::: TASK MATERIAL :::

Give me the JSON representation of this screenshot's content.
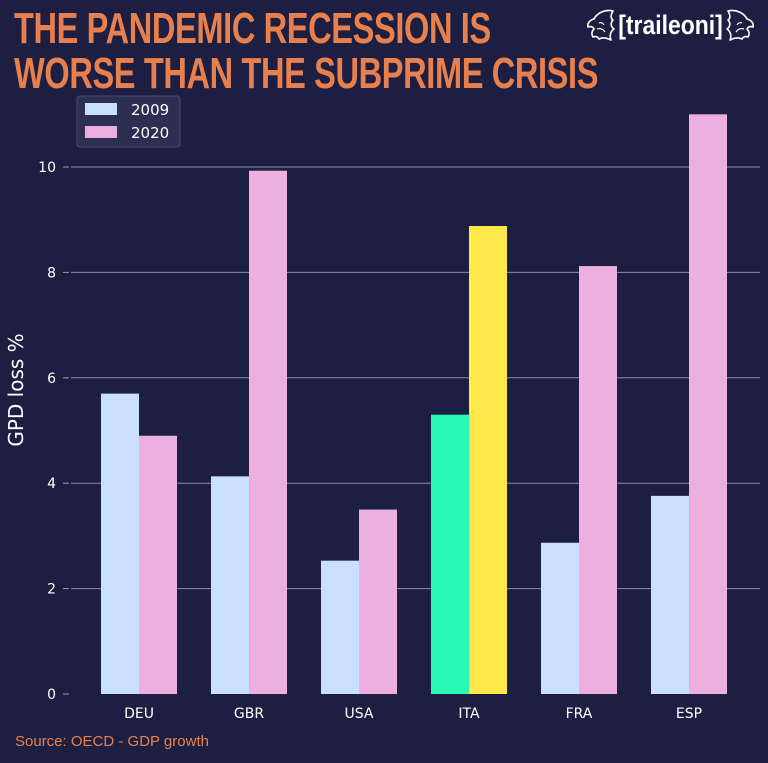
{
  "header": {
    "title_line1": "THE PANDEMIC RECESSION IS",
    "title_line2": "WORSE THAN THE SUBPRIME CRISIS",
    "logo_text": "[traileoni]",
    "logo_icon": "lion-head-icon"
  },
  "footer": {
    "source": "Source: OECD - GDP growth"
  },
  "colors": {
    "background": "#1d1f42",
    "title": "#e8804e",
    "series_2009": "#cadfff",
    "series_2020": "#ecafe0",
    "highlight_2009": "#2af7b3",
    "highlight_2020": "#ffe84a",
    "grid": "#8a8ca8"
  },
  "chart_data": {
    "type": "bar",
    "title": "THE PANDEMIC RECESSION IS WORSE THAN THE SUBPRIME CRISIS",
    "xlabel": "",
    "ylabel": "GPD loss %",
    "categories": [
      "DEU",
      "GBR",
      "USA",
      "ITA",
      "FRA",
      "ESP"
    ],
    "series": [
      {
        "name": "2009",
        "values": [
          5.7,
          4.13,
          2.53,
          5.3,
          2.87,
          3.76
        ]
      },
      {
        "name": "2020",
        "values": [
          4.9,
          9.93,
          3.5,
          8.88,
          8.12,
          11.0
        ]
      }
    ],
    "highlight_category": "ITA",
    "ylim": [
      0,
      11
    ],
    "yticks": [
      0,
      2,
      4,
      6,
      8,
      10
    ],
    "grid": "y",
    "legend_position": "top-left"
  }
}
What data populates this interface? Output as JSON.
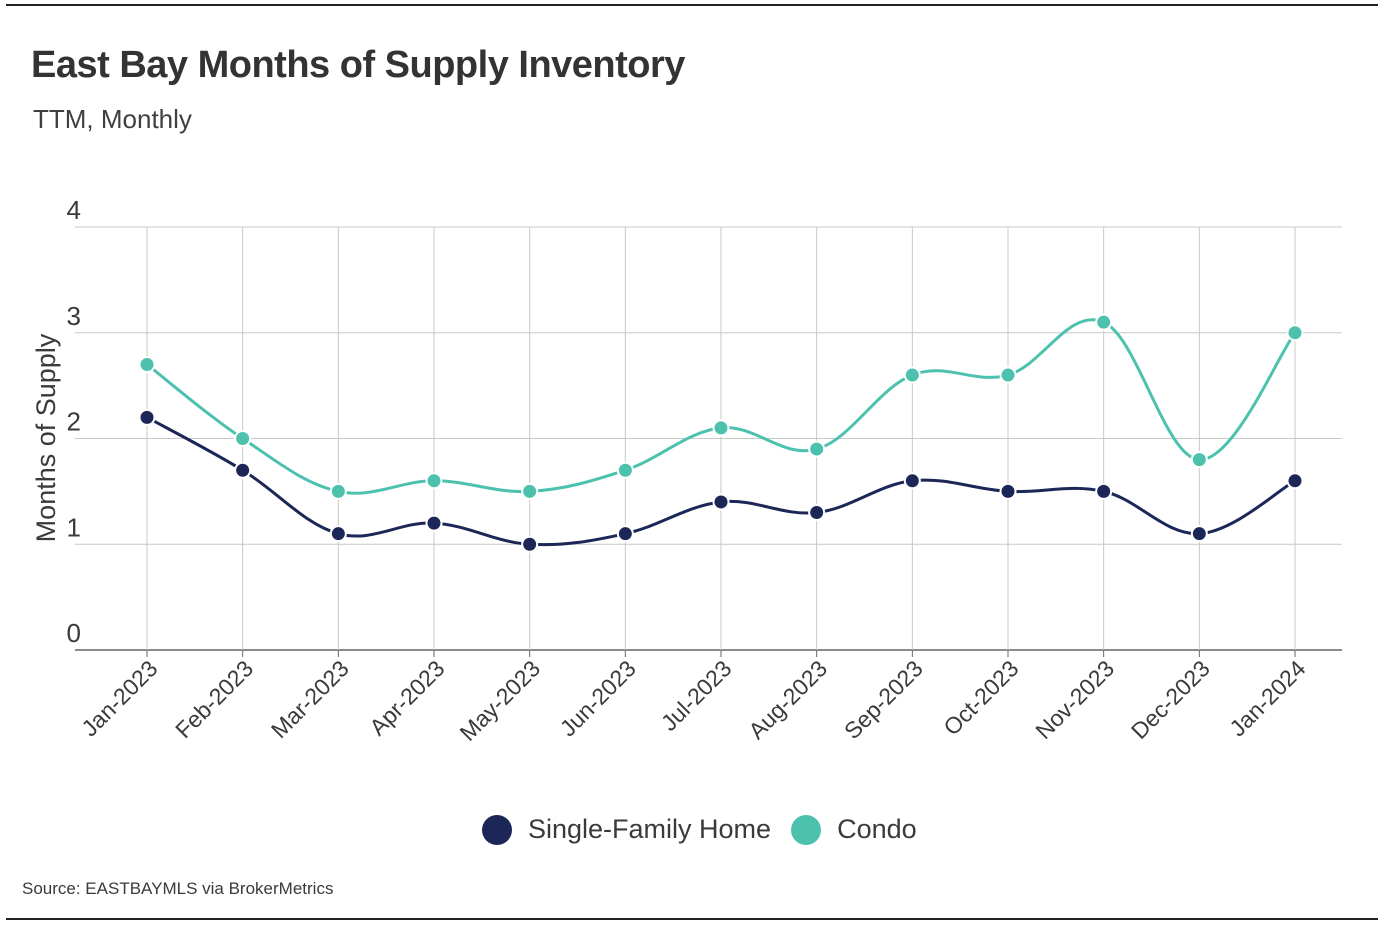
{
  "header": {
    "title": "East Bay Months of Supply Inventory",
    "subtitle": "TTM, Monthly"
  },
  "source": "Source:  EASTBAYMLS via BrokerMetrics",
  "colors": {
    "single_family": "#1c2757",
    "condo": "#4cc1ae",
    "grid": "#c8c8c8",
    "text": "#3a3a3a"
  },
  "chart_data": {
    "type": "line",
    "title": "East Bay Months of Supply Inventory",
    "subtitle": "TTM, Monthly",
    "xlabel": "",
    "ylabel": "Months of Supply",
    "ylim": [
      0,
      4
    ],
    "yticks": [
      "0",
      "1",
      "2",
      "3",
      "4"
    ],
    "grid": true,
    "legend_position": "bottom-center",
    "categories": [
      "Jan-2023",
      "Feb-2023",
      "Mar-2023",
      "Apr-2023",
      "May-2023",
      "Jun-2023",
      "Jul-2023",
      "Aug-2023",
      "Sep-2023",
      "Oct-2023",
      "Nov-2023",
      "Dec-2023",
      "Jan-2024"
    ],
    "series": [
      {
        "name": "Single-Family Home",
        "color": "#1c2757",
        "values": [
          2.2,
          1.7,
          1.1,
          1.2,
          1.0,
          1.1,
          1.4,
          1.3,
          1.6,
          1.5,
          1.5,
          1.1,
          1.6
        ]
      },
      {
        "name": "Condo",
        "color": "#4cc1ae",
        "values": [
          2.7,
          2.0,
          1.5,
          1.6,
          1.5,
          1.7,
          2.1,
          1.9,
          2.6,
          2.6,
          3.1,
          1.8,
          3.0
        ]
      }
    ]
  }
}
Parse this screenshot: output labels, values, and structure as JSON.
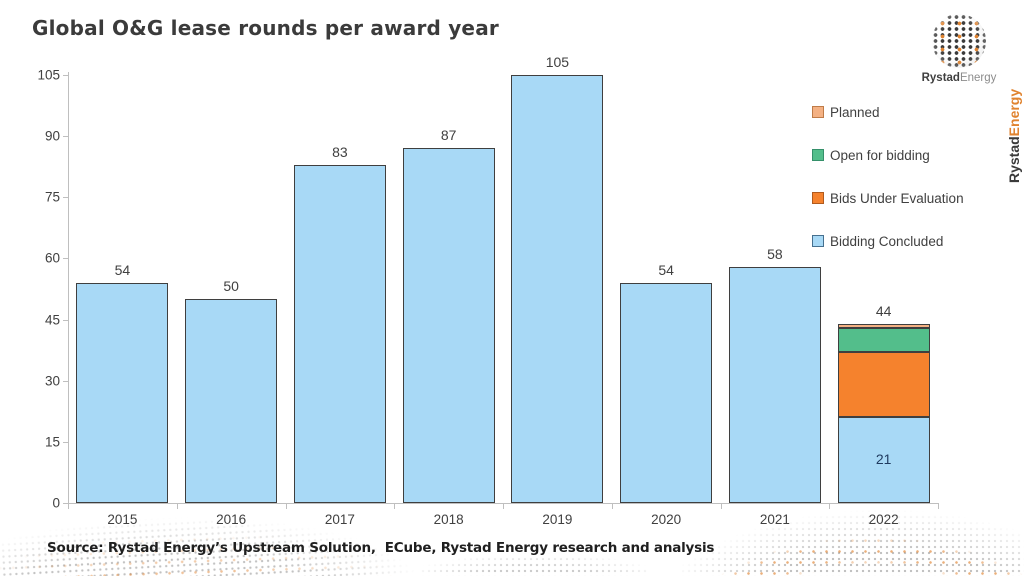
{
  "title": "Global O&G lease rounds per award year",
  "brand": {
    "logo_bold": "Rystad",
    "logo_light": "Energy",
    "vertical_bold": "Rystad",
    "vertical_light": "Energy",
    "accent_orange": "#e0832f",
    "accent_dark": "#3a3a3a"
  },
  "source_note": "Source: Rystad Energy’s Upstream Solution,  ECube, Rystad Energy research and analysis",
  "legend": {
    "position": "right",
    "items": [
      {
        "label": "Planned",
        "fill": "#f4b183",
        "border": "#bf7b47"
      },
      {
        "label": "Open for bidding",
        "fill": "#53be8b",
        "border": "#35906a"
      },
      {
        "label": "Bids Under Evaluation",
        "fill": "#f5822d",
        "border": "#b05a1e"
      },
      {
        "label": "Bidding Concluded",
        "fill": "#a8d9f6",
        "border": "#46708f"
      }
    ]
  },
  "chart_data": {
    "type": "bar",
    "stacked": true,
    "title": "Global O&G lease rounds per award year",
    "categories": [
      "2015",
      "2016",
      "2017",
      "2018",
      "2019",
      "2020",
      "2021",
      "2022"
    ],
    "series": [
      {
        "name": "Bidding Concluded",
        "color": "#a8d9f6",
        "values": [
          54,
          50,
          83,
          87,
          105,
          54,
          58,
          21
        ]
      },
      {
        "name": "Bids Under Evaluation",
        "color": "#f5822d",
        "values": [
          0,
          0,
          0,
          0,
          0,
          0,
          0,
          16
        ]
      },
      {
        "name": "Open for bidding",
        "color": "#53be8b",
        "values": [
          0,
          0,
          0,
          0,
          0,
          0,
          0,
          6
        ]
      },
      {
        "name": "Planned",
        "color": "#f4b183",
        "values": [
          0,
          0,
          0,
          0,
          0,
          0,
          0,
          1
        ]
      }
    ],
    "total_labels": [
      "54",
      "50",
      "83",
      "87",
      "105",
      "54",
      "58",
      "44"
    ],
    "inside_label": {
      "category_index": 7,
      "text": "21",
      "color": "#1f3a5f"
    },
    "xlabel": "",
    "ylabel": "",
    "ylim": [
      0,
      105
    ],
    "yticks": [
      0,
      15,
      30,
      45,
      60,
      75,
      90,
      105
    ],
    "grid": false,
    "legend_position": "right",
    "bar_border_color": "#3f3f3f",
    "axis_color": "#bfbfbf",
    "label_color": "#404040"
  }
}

:::

▸ **PROMPT**:
Leave the pictures out and print the records above exactly as they stand.

▸ **WRITTEN RESPONSE**:
Give me the JSON representation of this screenshot's content.
{
  "header": {
    "title_line1": "THE PANDEMIC RECESSION IS",
    "title_line2": "WORSE THAN THE SUBPRIME CRISIS",
    "logo_text": "[traileoni]",
    "logo_icon": "lion-head-icon"
  },
  "footer": {
    "source": "Source: OECD - GDP growth"
  },
  "colors": {
    "background": "#1d1f42",
    "title": "#e8804e",
    "series_2009": "#cadfff",
    "series_2020": "#ecafe0",
    "highlight_2009": "#2af7b3",
    "highlight_2020": "#ffe84a",
    "grid": "#8a8ca8"
  },
  "chart_data": {
    "type": "bar",
    "title": "THE PANDEMIC RECESSION IS WORSE THAN THE SUBPRIME CRISIS",
    "xlabel": "",
    "ylabel": "GPD loss %",
    "categories": [
      "DEU",
      "GBR",
      "USA",
      "ITA",
      "FRA",
      "ESP"
    ],
    "series": [
      {
        "name": "2009",
        "values": [
          5.7,
          4.13,
          2.53,
          5.3,
          2.87,
          3.76
        ]
      },
      {
        "name": "2020",
        "values": [
          4.9,
          9.93,
          3.5,
          8.88,
          8.12,
          11.0
        ]
      }
    ],
    "highlight_category": "ITA",
    "ylim": [
      0,
      11
    ],
    "yticks": [
      0,
      2,
      4,
      6,
      8,
      10
    ],
    "grid": "y",
    "legend_position": "top-left"
  }
}
What data populates this interface? Output as JSON.
{
  "header": {
    "title": "East Bay Months of Supply Inventory",
    "subtitle": "TTM, Monthly"
  },
  "source": "Source:  EASTBAYMLS via BrokerMetrics",
  "colors": {
    "single_family": "#1c2757",
    "condo": "#4cc1ae",
    "grid": "#c8c8c8",
    "text": "#3a3a3a"
  },
  "chart_data": {
    "type": "line",
    "title": "East Bay Months of Supply Inventory",
    "subtitle": "TTM, Monthly",
    "xlabel": "",
    "ylabel": "Months of Supply",
    "ylim": [
      0,
      4
    ],
    "yticks": [
      "0",
      "1",
      "2",
      "3",
      "4"
    ],
    "grid": true,
    "legend_position": "bottom-center",
    "categories": [
      "Jan-2023",
      "Feb-2023",
      "Mar-2023",
      "Apr-2023",
      "May-2023",
      "Jun-2023",
      "Jul-2023",
      "Aug-2023",
      "Sep-2023",
      "Oct-2023",
      "Nov-2023",
      "Dec-2023",
      "Jan-2024"
    ],
    "series": [
      {
        "name": "Single-Family Home",
        "color": "#1c2757",
        "values": [
          2.2,
          1.7,
          1.1,
          1.2,
          1.0,
          1.1,
          1.4,
          1.3,
          1.6,
          1.5,
          1.5,
          1.1,
          1.6
        ]
      },
      {
        "name": "Condo",
        "color": "#4cc1ae",
        "values": [
          2.7,
          2.0,
          1.5,
          1.6,
          1.5,
          1.7,
          2.1,
          1.9,
          2.6,
          2.6,
          3.1,
          1.8,
          3.0
        ]
      }
    ]
  }
}
Parse this screenshot: output labels, values, and structure as JSON.
{
  "title": "Global O&G lease rounds per award year",
  "brand": {
    "logo_bold": "Rystad",
    "logo_light": "Energy",
    "vertical_bold": "Rystad",
    "vertical_light": "Energy",
    "accent_orange": "#e0832f",
    "accent_dark": "#3a3a3a"
  },
  "source_note": "Source: Rystad Energy’s Upstream Solution,  ECube, Rystad Energy research and analysis",
  "legend": {
    "position": "right",
    "items": [
      {
        "label": "Planned",
        "fill": "#f4b183",
        "border": "#bf7b47"
      },
      {
        "label": "Open for bidding",
        "fill": "#53be8b",
        "border": "#35906a"
      },
      {
        "label": "Bids Under Evaluation",
        "fill": "#f5822d",
        "border": "#b05a1e"
      },
      {
        "label": "Bidding Concluded",
        "fill": "#a8d9f6",
        "border": "#46708f"
      }
    ]
  },
  "chart_data": {
    "type": "bar",
    "stacked": true,
    "title": "Global O&G lease rounds per award year",
    "categories": [
      "2015",
      "2016",
      "2017",
      "2018",
      "2019",
      "2020",
      "2021",
      "2022"
    ],
    "series": [
      {
        "name": "Bidding Concluded",
        "color": "#a8d9f6",
        "values": [
          54,
          50,
          83,
          87,
          105,
          54,
          58,
          21
        ]
      },
      {
        "name": "Bids Under Evaluation",
        "color": "#f5822d",
        "values": [
          0,
          0,
          0,
          0,
          0,
          0,
          0,
          16
        ]
      },
      {
        "name": "Open for bidding",
        "color": "#53be8b",
        "values": [
          0,
          0,
          0,
          0,
          0,
          0,
          0,
          6
        ]
      },
      {
        "name": "Planned",
        "color": "#f4b183",
        "values": [
          0,
          0,
          0,
          0,
          0,
          0,
          0,
          1
        ]
      }
    ],
    "total_labels": [
      "54",
      "50",
      "83",
      "87",
      "105",
      "54",
      "58",
      "44"
    ],
    "inside_label": {
      "category_index": 7,
      "text": "21",
      "color": "#1f3a5f"
    },
    "xlabel": "",
    "ylabel": "",
    "ylim": [
      0,
      105
    ],
    "yticks": [
      0,
      15,
      30,
      45,
      60,
      75,
      90,
      105
    ],
    "grid": false,
    "legend_position": "right",
    "bar_border_color": "#3f3f3f",
    "axis_color": "#bfbfbf",
    "label_color": "#404040"
  }
}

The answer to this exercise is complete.